GIVEN DATA »
** begin **

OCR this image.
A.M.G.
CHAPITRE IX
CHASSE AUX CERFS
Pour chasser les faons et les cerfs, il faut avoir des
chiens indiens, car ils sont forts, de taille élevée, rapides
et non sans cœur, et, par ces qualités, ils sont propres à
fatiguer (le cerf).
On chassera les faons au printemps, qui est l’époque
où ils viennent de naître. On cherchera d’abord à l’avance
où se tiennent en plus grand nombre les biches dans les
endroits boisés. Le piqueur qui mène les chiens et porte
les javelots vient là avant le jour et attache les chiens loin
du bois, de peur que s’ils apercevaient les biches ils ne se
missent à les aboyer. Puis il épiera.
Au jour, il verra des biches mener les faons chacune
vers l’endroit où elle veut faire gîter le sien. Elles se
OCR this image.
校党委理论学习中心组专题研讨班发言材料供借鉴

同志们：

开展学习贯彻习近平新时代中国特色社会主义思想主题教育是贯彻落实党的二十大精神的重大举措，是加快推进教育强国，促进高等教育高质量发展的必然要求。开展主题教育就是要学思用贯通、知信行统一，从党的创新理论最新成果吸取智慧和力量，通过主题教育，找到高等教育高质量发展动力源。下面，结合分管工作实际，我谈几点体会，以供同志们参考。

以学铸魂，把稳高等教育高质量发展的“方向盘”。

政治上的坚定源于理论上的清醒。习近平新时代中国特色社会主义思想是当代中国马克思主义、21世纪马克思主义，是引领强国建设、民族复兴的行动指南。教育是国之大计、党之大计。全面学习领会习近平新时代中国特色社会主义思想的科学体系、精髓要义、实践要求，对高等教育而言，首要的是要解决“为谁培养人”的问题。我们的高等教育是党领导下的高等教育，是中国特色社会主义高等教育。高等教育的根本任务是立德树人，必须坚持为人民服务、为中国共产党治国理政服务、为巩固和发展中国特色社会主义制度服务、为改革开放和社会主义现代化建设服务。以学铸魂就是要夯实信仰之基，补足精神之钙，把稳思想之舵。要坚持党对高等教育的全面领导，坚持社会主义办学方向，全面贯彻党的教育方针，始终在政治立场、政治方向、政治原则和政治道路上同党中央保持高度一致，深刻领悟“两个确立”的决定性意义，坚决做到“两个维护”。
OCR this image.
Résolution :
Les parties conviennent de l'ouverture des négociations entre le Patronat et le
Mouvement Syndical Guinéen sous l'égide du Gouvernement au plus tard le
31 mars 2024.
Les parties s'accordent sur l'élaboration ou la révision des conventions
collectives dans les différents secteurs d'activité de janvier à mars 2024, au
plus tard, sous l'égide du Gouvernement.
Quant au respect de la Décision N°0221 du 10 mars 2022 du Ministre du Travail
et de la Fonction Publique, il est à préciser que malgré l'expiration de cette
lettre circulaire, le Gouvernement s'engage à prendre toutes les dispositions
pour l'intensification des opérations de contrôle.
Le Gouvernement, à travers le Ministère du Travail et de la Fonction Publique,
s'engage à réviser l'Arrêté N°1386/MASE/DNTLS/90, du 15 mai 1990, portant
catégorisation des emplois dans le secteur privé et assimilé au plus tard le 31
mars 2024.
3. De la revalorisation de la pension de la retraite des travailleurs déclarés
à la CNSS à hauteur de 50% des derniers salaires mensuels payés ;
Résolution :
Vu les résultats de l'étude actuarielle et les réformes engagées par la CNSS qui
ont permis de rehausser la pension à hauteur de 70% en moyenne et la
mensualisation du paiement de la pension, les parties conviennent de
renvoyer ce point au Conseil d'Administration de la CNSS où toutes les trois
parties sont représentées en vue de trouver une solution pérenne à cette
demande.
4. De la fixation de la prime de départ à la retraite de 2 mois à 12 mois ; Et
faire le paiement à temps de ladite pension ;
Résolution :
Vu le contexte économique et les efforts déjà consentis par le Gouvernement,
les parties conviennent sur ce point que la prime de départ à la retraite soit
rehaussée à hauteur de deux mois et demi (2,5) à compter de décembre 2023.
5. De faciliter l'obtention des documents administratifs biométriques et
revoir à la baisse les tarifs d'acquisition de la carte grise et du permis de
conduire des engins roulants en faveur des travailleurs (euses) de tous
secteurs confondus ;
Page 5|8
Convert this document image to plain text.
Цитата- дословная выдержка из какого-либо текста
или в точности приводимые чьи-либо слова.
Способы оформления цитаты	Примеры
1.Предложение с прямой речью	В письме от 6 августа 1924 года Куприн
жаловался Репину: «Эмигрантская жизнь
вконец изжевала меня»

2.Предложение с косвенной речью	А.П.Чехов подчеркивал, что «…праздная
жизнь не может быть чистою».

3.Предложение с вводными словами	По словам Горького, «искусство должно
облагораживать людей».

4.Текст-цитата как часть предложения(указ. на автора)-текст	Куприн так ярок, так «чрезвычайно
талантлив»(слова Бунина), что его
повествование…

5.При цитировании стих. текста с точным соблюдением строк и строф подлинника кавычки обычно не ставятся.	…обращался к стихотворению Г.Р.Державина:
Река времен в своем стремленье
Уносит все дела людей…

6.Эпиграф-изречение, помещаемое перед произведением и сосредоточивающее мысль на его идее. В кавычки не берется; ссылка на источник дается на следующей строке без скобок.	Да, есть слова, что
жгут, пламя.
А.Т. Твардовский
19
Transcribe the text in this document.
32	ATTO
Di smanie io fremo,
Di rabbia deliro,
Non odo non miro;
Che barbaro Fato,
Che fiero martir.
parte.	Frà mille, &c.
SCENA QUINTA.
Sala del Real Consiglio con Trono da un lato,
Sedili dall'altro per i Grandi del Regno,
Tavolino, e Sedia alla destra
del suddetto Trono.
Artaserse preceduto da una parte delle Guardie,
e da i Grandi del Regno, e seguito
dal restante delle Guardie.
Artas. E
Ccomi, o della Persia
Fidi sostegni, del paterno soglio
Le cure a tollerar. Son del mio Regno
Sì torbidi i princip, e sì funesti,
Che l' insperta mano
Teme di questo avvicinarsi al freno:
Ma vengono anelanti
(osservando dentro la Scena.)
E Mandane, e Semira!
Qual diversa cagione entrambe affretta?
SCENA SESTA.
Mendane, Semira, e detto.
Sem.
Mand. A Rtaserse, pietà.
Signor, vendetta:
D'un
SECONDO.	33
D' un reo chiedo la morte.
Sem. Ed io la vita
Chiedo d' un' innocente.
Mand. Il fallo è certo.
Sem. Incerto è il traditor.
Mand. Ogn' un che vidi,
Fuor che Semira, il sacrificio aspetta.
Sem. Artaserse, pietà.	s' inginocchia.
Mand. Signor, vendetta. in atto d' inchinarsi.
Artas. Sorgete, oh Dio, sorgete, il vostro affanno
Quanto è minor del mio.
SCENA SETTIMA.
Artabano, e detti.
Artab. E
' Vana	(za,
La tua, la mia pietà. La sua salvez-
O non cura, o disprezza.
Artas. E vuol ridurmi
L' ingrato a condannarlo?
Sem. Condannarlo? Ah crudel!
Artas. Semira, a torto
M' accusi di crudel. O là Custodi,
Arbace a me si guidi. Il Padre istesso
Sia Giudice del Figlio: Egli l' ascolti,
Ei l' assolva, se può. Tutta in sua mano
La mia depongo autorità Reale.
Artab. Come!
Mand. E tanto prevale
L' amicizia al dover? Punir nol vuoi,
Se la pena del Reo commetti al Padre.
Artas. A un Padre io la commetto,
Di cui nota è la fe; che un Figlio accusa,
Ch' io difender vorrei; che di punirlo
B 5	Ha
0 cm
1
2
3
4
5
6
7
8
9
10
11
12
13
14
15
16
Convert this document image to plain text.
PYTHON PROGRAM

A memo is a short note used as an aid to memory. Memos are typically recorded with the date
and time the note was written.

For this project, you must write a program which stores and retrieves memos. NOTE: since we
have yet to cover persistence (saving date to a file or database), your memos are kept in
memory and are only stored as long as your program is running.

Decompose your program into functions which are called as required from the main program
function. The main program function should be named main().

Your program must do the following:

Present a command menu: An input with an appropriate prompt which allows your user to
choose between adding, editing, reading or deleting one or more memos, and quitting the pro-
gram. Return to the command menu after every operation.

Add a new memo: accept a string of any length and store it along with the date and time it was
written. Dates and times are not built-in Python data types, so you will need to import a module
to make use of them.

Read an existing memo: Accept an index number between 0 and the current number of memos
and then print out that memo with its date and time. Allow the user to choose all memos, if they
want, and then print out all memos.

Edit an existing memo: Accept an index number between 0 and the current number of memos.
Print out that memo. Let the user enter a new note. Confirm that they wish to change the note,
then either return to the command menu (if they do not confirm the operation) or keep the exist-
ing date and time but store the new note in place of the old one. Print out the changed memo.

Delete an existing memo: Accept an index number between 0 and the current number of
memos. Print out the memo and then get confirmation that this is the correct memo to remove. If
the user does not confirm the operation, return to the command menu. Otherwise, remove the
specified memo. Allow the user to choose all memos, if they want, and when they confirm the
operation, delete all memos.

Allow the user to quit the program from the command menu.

** end **

GIVEN TASK » From the records above, copy every line that holds the word "Padre".

REPLY »
Arbace a me si guidi. Il Padre istesso
Se la pena del Reo commetti al Padre.
Artas. A un Padre io la commetto,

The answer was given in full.